Instruction -> Filter this data down to the lines that hold "surface", and copy them.

Listing ->
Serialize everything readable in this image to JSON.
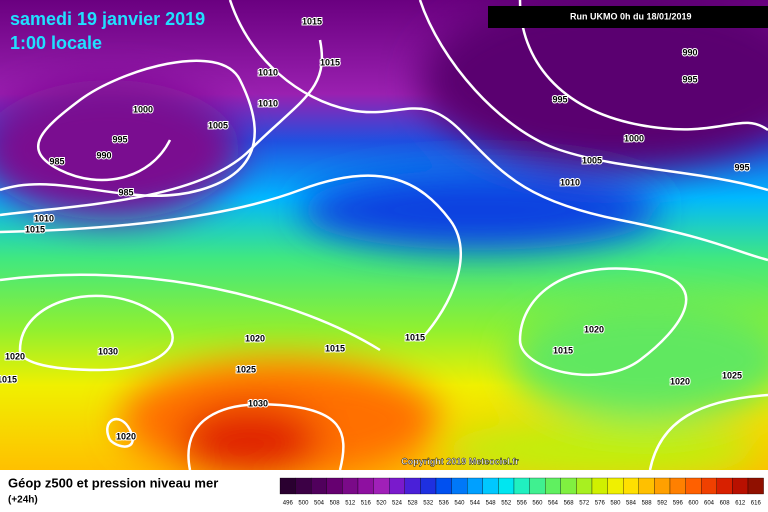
{
  "header": {
    "title": "samedi 19 janvier 2019",
    "subtitle": "1:00 locale",
    "run": "Run UKMO 0h du 18/01/2019"
  },
  "map": {
    "isobar_labels": [
      1015,
      1015,
      1010,
      1010,
      1005,
      1000,
      995,
      990,
      985,
      985,
      1010,
      1015,
      990,
      995,
      995,
      1000,
      1005,
      1010,
      995,
      1020,
      1015,
      1020,
      1025,
      1015,
      1015,
      1020,
      1025,
      1030,
      1030,
      1020,
      1015,
      1020
    ],
    "copyright": "Copyright 2019 Meteociel.fr"
  },
  "footer": {
    "title": "Géop z500 et pression niveau mer",
    "lead": "(+24h)",
    "scale": [
      496,
      500,
      504,
      508,
      512,
      516,
      520,
      524,
      528,
      532,
      536,
      540,
      544,
      548,
      552,
      556,
      560,
      564,
      568,
      572,
      576,
      580,
      584,
      588,
      592,
      596,
      600,
      604,
      608,
      612,
      616
    ],
    "scale_colors": [
      "#2a0030",
      "#3c0045",
      "#50005c",
      "#660070",
      "#7a0a88",
      "#8e10a0",
      "#a020b8",
      "#7a1acc",
      "#4a20d8",
      "#1e30e0",
      "#0050f0",
      "#0078f8",
      "#00a0ff",
      "#00c8ff",
      "#00e6f0",
      "#20f0c0",
      "#40f090",
      "#60f060",
      "#80f040",
      "#a8f020",
      "#d0f000",
      "#f0f000",
      "#ffe000",
      "#ffc000",
      "#ffa000",
      "#ff8000",
      "#ff6000",
      "#f04000",
      "#d82000",
      "#b81000",
      "#901000"
    ]
  }
}
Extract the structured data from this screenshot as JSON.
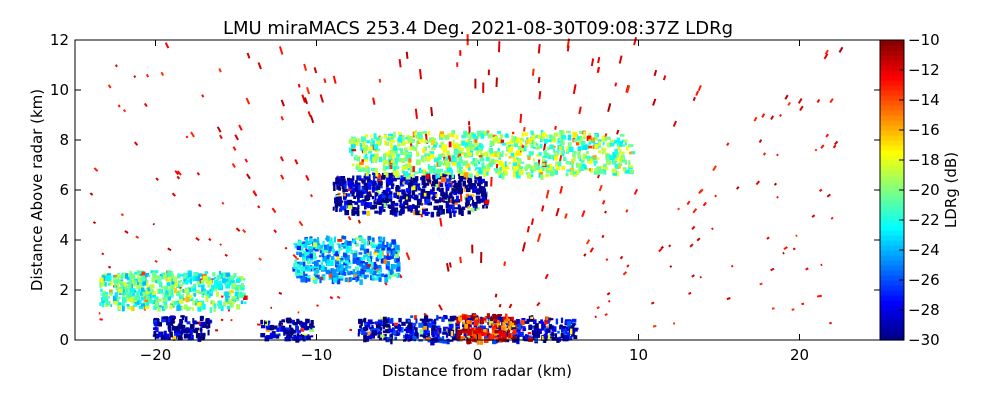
{
  "chart_data": {
    "type": "heatmap",
    "title": "LMU miraMACS 253.4 Deg. 2021-08-30T09:08:37Z  LDRg",
    "xlabel": "Distance from radar (km)",
    "ylabel": "Distance Above radar  (km)",
    "xlim": [
      -25,
      25
    ],
    "ylim": [
      0,
      12
    ],
    "x_ticks": [
      -20,
      -10,
      0,
      10,
      20
    ],
    "x_tick_labels": [
      "−20",
      "−10",
      "0",
      "10",
      "20"
    ],
    "y_ticks": [
      0,
      2,
      4,
      6,
      8,
      10,
      12
    ],
    "y_tick_labels": [
      "0",
      "2",
      "4",
      "6",
      "8",
      "10",
      "12"
    ],
    "colorbar": {
      "label": "LDRg (dB)",
      "vmin": -30,
      "vmax": -10,
      "ticks": [
        -30,
        -28,
        -26,
        -24,
        -22,
        -20,
        -18,
        -16,
        -14,
        -12,
        -10
      ],
      "tick_labels": [
        "−30",
        "−28",
        "−26",
        "−24",
        "−22",
        "−20",
        "−18",
        "−16",
        "−14",
        "−12",
        "−10"
      ],
      "colormap": "jet"
    },
    "regions": [
      {
        "name": "surface-clutter-left",
        "x": [
          -20.2,
          -16.6
        ],
        "y": [
          0.1,
          1.0
        ],
        "value": -29.5
      },
      {
        "name": "surface-clutter-mid",
        "x": [
          -13.5,
          -10.3
        ],
        "y": [
          0.1,
          0.9
        ],
        "value": -29.5
      },
      {
        "name": "surface-clutter-center",
        "x": [
          -7.5,
          6.0
        ],
        "y": [
          0.0,
          1.0
        ],
        "value": -28.5
      },
      {
        "name": "near-radar-core",
        "x": [
          -1.4,
          2.2
        ],
        "y": [
          0.0,
          1.1
        ],
        "value": -13
      },
      {
        "name": "cloud-layer-6km",
        "x": [
          -9.0,
          0.5
        ],
        "y": [
          5.1,
          6.7
        ],
        "value": -29.5
      },
      {
        "name": "cloud-layer-upper",
        "x": [
          -8.0,
          9.5
        ],
        "y": [
          6.6,
          8.4
        ],
        "value": -20
      },
      {
        "name": "mid-level-band",
        "x": [
          -11.5,
          -5.0
        ],
        "y": [
          2.4,
          4.2
        ],
        "value": -24
      },
      {
        "name": "low-layer-left",
        "x": [
          -23.5,
          -14.5
        ],
        "y": [
          1.3,
          2.8
        ],
        "value": -21
      }
    ]
  }
}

Exercise result ->
        "name": "surface-clutter-left",
        "name": "surface-clutter-mid",
        "name": "surface-clutter-center",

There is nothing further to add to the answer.